## Given records
+-------+

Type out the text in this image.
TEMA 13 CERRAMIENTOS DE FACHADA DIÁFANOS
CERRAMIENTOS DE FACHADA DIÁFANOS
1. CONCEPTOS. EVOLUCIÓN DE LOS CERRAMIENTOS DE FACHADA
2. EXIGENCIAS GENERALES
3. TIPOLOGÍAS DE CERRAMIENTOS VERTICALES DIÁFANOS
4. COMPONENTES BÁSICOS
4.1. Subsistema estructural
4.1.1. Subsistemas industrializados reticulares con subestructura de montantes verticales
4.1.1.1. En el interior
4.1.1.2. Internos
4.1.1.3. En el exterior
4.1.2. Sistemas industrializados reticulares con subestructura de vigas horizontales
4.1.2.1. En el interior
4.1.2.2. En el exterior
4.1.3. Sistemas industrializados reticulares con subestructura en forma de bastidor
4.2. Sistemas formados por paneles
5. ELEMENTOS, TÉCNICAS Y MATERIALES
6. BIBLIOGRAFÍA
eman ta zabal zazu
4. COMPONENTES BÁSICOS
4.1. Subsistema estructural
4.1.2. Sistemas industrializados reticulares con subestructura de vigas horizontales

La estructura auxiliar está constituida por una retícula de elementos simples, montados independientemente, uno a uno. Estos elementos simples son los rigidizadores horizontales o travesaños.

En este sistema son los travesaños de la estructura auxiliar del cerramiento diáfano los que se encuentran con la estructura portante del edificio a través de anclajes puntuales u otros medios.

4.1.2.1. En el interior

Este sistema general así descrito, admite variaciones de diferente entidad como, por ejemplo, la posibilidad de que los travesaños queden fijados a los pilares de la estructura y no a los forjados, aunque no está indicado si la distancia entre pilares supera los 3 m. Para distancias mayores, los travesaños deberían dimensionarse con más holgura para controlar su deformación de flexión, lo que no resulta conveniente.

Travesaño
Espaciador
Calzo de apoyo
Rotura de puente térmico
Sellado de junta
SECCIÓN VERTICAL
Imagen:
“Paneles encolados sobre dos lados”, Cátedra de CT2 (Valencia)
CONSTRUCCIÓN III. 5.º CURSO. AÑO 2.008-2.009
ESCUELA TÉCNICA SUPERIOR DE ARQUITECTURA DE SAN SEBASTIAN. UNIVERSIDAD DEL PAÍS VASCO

+-------+

## Written task
Write out every entry verbatim.

## Answer to this task
Type out the text in this image.
TEMA 13 CERRAMIENTOS DE FACHADA DIÁFANOS
CERRAMIENTOS DE FACHADA DIÁFANOS
1. CONCEPTOS. EVOLUCIÓN DE LOS CERRAMIENTOS DE FACHADA
2. EXIGENCIAS GENERALES
3. TIPOLOGÍAS DE CERRAMIENTOS VERTICALES DIÁFANOS
4. COMPONENTES BÁSICOS
4.1. Subsistema estructural
4.1.1. Subsistemas industrializados reticulares con subestructura de montantes verticales
4.1.1.1. En el interior
4.1.1.2. Internos
4.1.1.3. En el exterior
4.1.2. Sistemas industrializados reticulares con subestructura de vigas horizontales
4.1.2.1. En el interior
4.1.2.2. En el exterior
4.1.3. Sistemas industrializados reticulares con subestructura en forma de bastidor
4.2. Sistemas formados por paneles
5. ELEMENTOS, TÉCNICAS Y MATERIALES
6. BIBLIOGRAFÍA
eman ta zabal zazu
4. COMPONENTES BÁSICOS
4.1. Subsistema estructural
4.1.2. Sistemas industrializados reticulares con subestructura de vigas horizontales

La estructura auxiliar está constituida por una retícula de elementos simples, montados independientemente, uno a uno. Estos elementos simples son los rigidizadores horizontales o travesaños.

En este sistema son los travesaños de la estructura auxiliar del cerramiento diáfano los que se encuentran con la estructura portante del edificio a través de anclajes puntuales u otros medios.

4.1.2.1. En el interior

Este sistema general así descrito, admite variaciones de diferente entidad como, por ejemplo, la posibilidad de que los travesaños queden fijados a los pilares de la estructura y no a los forjados, aunque no está indicado si la distancia entre pilares supera los 3 m. Para distancias mayores, los travesaños deberían dimensionarse con más holgura para controlar su deformación de flexión, lo que no resulta conveniente.

Travesaño
Espaciador
Calzo de apoyo
Rotura de puente térmico
Sellado de junta
SECCIÓN VERTICAL
Imagen:
“Paneles encolados sobre dos lados”, Cátedra de CT2 (Valencia)
CONSTRUCCIÓN III. 5.º CURSO. AÑO 2.008-2.009
ESCUELA TÉCNICA SUPERIOR DE ARQUITECTURA DE SAN SEBASTIAN. UNIVERSIDAD DEL PAÍS VASCO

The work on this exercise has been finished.